— Start of Records for the task —

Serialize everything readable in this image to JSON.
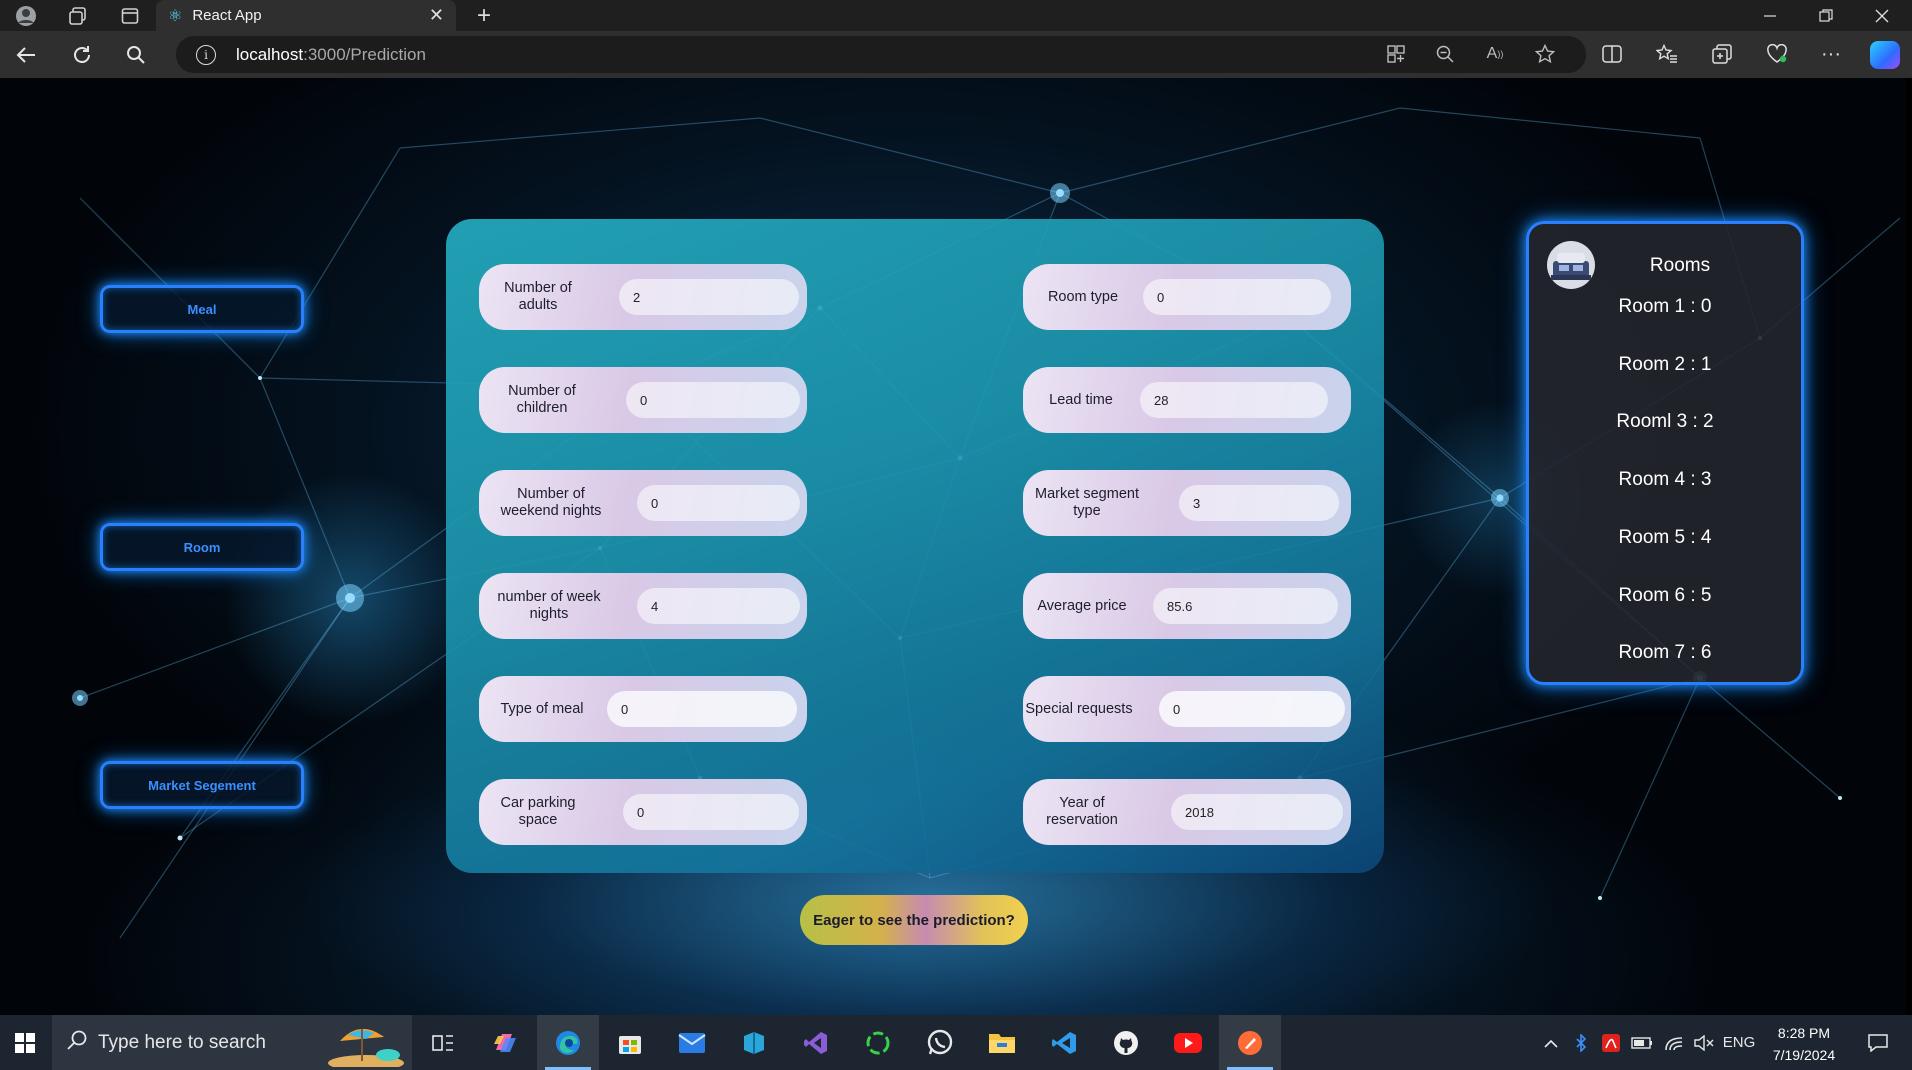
{
  "browser": {
    "tab_title": "React App",
    "tab_close": "✕",
    "new_tab": "+",
    "url_host": "localhost",
    "url_path": ":3000/Prediction"
  },
  "sidebar": {
    "meal_label": "Meal",
    "room_label": "Room",
    "market_label": "Market Segement"
  },
  "form": {
    "adults_label": "Number of adults",
    "adults_value": "2",
    "children_label": "Number of children",
    "children_value": "0",
    "weekend_label": "Number of weekend nights",
    "weekend_value": "0",
    "week_label": "number of week nights",
    "week_value": "4",
    "meal_label": "Type of meal",
    "meal_value": "0",
    "parking_label": "Car parking space",
    "parking_value": "0",
    "room_type_label": "Room type",
    "room_type_value": "0",
    "lead_time_label": "Lead time",
    "lead_time_value": "28",
    "market_label": "Market segment type",
    "market_value": "3",
    "price_label": "Average price",
    "price_value": "85.6",
    "special_label": "Special requests",
    "special_value": "0",
    "year_label": "Year of reservation",
    "year_value": "2018",
    "submit_label": "Eager to see the prediction?"
  },
  "rooms_panel": {
    "title": "Rooms",
    "items": [
      "Room 1 : 0",
      "Room 2 : 1",
      "Rooml 3 : 2",
      "Room 4 : 3",
      "Room 5 : 4",
      "Room 6 : 5",
      "Room 7 : 6"
    ]
  },
  "taskbar": {
    "search_placeholder": "Type here to search",
    "language": "ENG",
    "time": "8:28 PM",
    "date": "7/19/2024"
  },
  "colors": {
    "neon_blue": "#2a7fff",
    "card_teal": "#24aabe",
    "field_lavender": "#d9c9e6"
  }
}
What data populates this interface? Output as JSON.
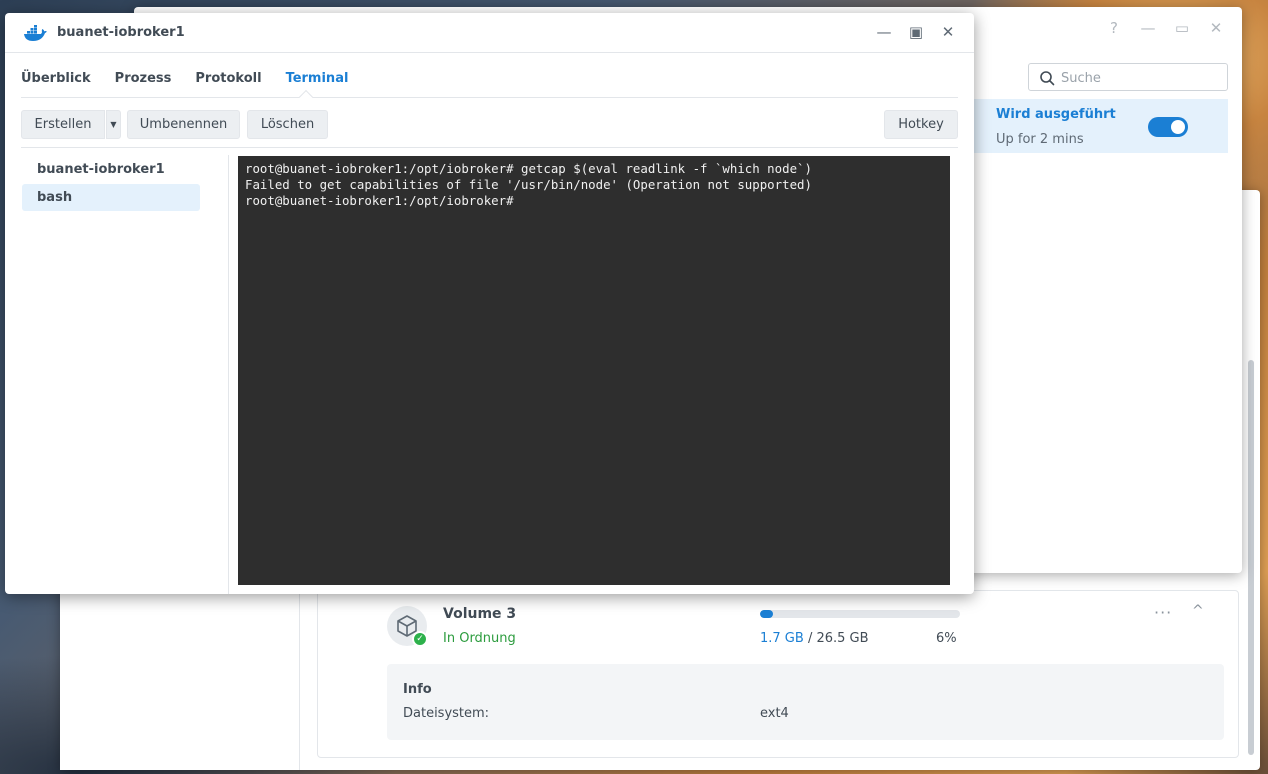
{
  "storage_window": {
    "volume": {
      "name": "Volume 3",
      "status": "In Ordnung",
      "used": "1.7 GB",
      "separator": " / ",
      "total": "26.5 GB",
      "percent": "6%",
      "usage_fraction": 0.064,
      "more_label": "···",
      "collapse_label": "^"
    },
    "info": {
      "title": "Info",
      "filesystem_label": "Dateisystem:",
      "filesystem_value": "ext4"
    }
  },
  "container_manager": {
    "controls": {
      "help": "?",
      "minimize": "—",
      "maximize": "▭",
      "close": "✕"
    },
    "search": {
      "placeholder": "Suche",
      "value": ""
    },
    "container_row": {
      "status": "Wird ausgeführt",
      "uptime": "Up for 2 mins",
      "toggle_on": true
    }
  },
  "container_window": {
    "title": "buanet-iobroker1",
    "controls": {
      "minimize": "—",
      "maximize": "▣",
      "close": "✕"
    },
    "tabs": [
      {
        "label": "Überblick",
        "active": false
      },
      {
        "label": "Prozess",
        "active": false
      },
      {
        "label": "Protokoll",
        "active": false
      },
      {
        "label": "Terminal",
        "active": true
      }
    ],
    "toolbar": {
      "create": "Erstellen",
      "create_dropdown": "▼",
      "rename": "Umbenennen",
      "delete": "Löschen",
      "hotkey": "Hotkey"
    },
    "sessions": [
      {
        "label": "buanet-iobroker1",
        "selected": false
      },
      {
        "label": "bash",
        "selected": true
      }
    ],
    "terminal_lines": "root@buanet-iobroker1:/opt/iobroker# getcap $(eval readlink -f `which node`)\nFailed to get capabilities of file '/usr/bin/node' (Operation not supported)\nroot@buanet-iobroker1:/opt/iobroker#"
  },
  "colors": {
    "accent": "#1b7fd4",
    "ok": "#2c9c3e",
    "terminal_bg": "#2e2e2e",
    "selected_bg": "#e4f1fc"
  }
}
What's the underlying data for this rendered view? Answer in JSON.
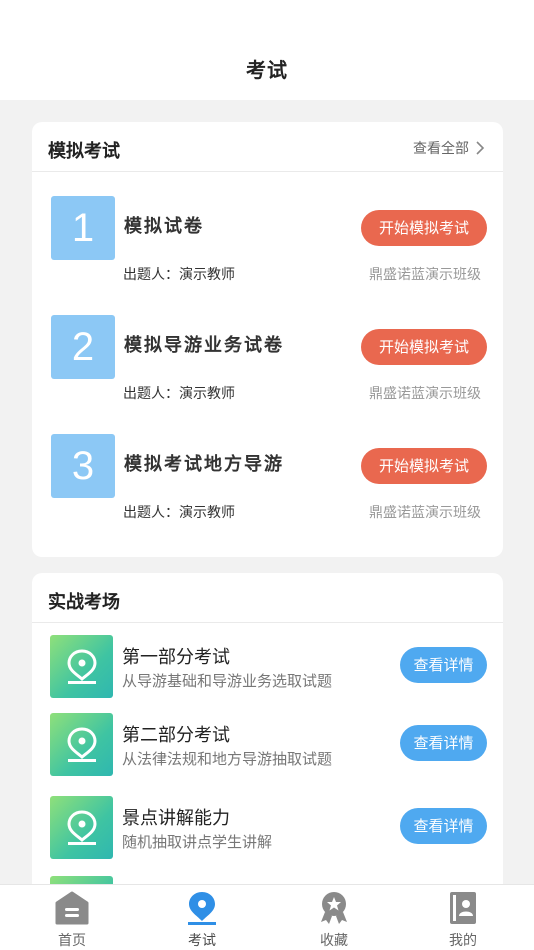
{
  "header": {
    "title": "考试"
  },
  "mock_section": {
    "title": "模拟考试",
    "see_all": "查看全部",
    "items": [
      {
        "number": "1",
        "title": "模拟试卷",
        "button": "开始模拟考试",
        "author": "出题人：演示教师",
        "class": "鼎盛诺蓝演示班级"
      },
      {
        "number": "2",
        "title": "模拟导游业务试卷",
        "button": "开始模拟考试",
        "author": "出题人：演示教师",
        "class": "鼎盛诺蓝演示班级"
      },
      {
        "number": "3",
        "title": "模拟考试地方导游",
        "button": "开始模拟考试",
        "author": "出题人：演示教师",
        "class": "鼎盛诺蓝演示班级"
      }
    ]
  },
  "practice_section": {
    "title": "实战考场",
    "items": [
      {
        "title": "第一部分考试",
        "subtitle": "从导游基础和导游业务选取试题",
        "button": "查看详情"
      },
      {
        "title": "第二部分考试",
        "subtitle": "从法律法规和地方导游抽取试题",
        "button": "查看详情"
      },
      {
        "title": "景点讲解能力",
        "subtitle": "随机抽取讲点学生讲解",
        "button": "查看详情"
      }
    ]
  },
  "tabbar": {
    "items": [
      {
        "label": "首页",
        "icon": "home-icon"
      },
      {
        "label": "考试",
        "icon": "exam-pen-icon",
        "active": true
      },
      {
        "label": "收藏",
        "icon": "favorite-badge-icon"
      },
      {
        "label": "我的",
        "icon": "profile-icon"
      }
    ]
  },
  "colors": {
    "start_button": "#e9684f",
    "detail_button": "#4fa9f0",
    "number_box": "#8cc8f5",
    "active_tab": "#2f8fe6"
  }
}
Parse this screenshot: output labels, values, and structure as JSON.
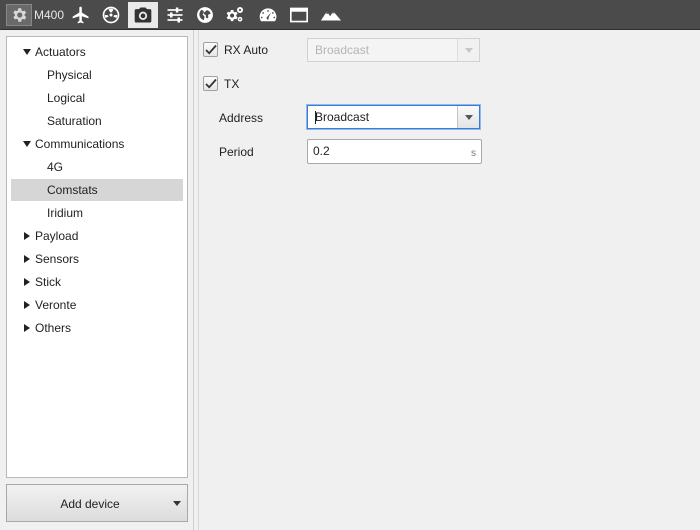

— End of Records for the task —

-- The task --
Omit the pictures, and quote the material above exactly as given.

-- Result below --
Serialize everything readable in this image to JSON.
{
  "browser": {
    "tab_title": "React App",
    "tab_close": "✕",
    "new_tab": "+",
    "url_host": "localhost",
    "url_path": ":3000/Prediction"
  },
  "sidebar": {
    "meal_label": "Meal",
    "room_label": "Room",
    "market_label": "Market Segement"
  },
  "form": {
    "adults_label": "Number of adults",
    "adults_value": "2",
    "children_label": "Number of children",
    "children_value": "0",
    "weekend_label": "Number of weekend nights",
    "weekend_value": "0",
    "week_label": "number of week nights",
    "week_value": "4",
    "meal_label": "Type of meal",
    "meal_value": "0",
    "parking_label": "Car parking space",
    "parking_value": "0",
    "room_type_label": "Room type",
    "room_type_value": "0",
    "lead_time_label": "Lead time",
    "lead_time_value": "28",
    "market_label": "Market segment type",
    "market_value": "3",
    "price_label": "Average price",
    "price_value": "85.6",
    "special_label": "Special requests",
    "special_value": "0",
    "year_label": "Year of reservation",
    "year_value": "2018",
    "submit_label": "Eager to see the prediction?"
  },
  "rooms_panel": {
    "title": "Rooms",
    "items": [
      "Room 1 : 0",
      "Room 2 : 1",
      "Rooml 3 : 2",
      "Room 4 : 3",
      "Room 5 : 4",
      "Room 6 : 5",
      "Room 7 : 6"
    ]
  },
  "taskbar": {
    "search_placeholder": "Type here to search",
    "language": "ENG",
    "time": "8:28 PM",
    "date": "7/19/2024"
  },
  "colors": {
    "neon_blue": "#2a7fff",
    "card_teal": "#24aabe",
    "field_lavender": "#d9c9e6"
  }
}
What data populates this interface? Output as JSON.
{
  "storage_window": {
    "volume": {
      "name": "Volume 3",
      "status": "In Ordnung",
      "used": "1.7 GB",
      "separator": " / ",
      "total": "26.5 GB",
      "percent": "6%",
      "usage_fraction": 0.064,
      "more_label": "···",
      "collapse_label": "^"
    },
    "info": {
      "title": "Info",
      "filesystem_label": "Dateisystem:",
      "filesystem_value": "ext4"
    }
  },
  "container_manager": {
    "controls": {
      "help": "?",
      "minimize": "—",
      "maximize": "▭",
      "close": "✕"
    },
    "search": {
      "placeholder": "Suche",
      "value": ""
    },
    "container_row": {
      "status": "Wird ausgeführt",
      "uptime": "Up for 2 mins",
      "toggle_on": true
    }
  },
  "container_window": {
    "title": "buanet-iobroker1",
    "controls": {
      "minimize": "—",
      "maximize": "▣",
      "close": "✕"
    },
    "tabs": [
      {
        "label": "Überblick",
        "active": false
      },
      {
        "label": "Prozess",
        "active": false
      },
      {
        "label": "Protokoll",
        "active": false
      },
      {
        "label": "Terminal",
        "active": true
      }
    ],
    "toolbar": {
      "create": "Erstellen",
      "create_dropdown": "▼",
      "rename": "Umbenennen",
      "delete": "Löschen",
      "hotkey": "Hotkey"
    },
    "sessions": [
      {
        "label": "buanet-iobroker1",
        "selected": false
      },
      {
        "label": "bash",
        "selected": true
      }
    ],
    "terminal_lines": "root@buanet-iobroker1:/opt/iobroker# getcap $(eval readlink -f `which node`)\nFailed to get capabilities of file '/usr/bin/node' (Operation not supported)\nroot@buanet-iobroker1:/opt/iobroker#"
  },
  "colors": {
    "accent": "#1b7fd4",
    "ok": "#2c9c3e",
    "terminal_bg": "#2e2e2e",
    "selected_bg": "#e4f1fc"
  }
}
What's the underlying data for this rendered view? Answer in JSON.
{
  "header": {
    "title": "考试"
  },
  "mock_section": {
    "title": "模拟考试",
    "see_all": "查看全部",
    "items": [
      {
        "number": "1",
        "title": "模拟试卷",
        "button": "开始模拟考试",
        "author": "出题人：演示教师",
        "class": "鼎盛诺蓝演示班级"
      },
      {
        "number": "2",
        "title": "模拟导游业务试卷",
        "button": "开始模拟考试",
        "author": "出题人：演示教师",
        "class": "鼎盛诺蓝演示班级"
      },
      {
        "number": "3",
        "title": "模拟考试地方导游",
        "button": "开始模拟考试",
        "author": "出题人：演示教师",
        "class": "鼎盛诺蓝演示班级"
      }
    ]
  },
  "practice_section": {
    "title": "实战考场",
    "items": [
      {
        "title": "第一部分考试",
        "subtitle": "从导游基础和导游业务选取试题",
        "button": "查看详情"
      },
      {
        "title": "第二部分考试",
        "subtitle": "从法律法规和地方导游抽取试题",
        "button": "查看详情"
      },
      {
        "title": "景点讲解能力",
        "subtitle": "随机抽取讲点学生讲解",
        "button": "查看详情"
      }
    ]
  },
  "tabbar": {
    "items": [
      {
        "label": "首页",
        "icon": "home-icon"
      },
      {
        "label": "考试",
        "icon": "exam-pen-icon",
        "active": true
      },
      {
        "label": "收藏",
        "icon": "favorite-badge-icon"
      },
      {
        "label": "我的",
        "icon": "profile-icon"
      }
    ]
  },
  "colors": {
    "start_button": "#e9684f",
    "detail_button": "#4fa9f0",
    "number_box": "#8cc8f5",
    "active_tab": "#2f8fe6"
  }
}
Parse this screenshot: output labels, values, and structure as JSON.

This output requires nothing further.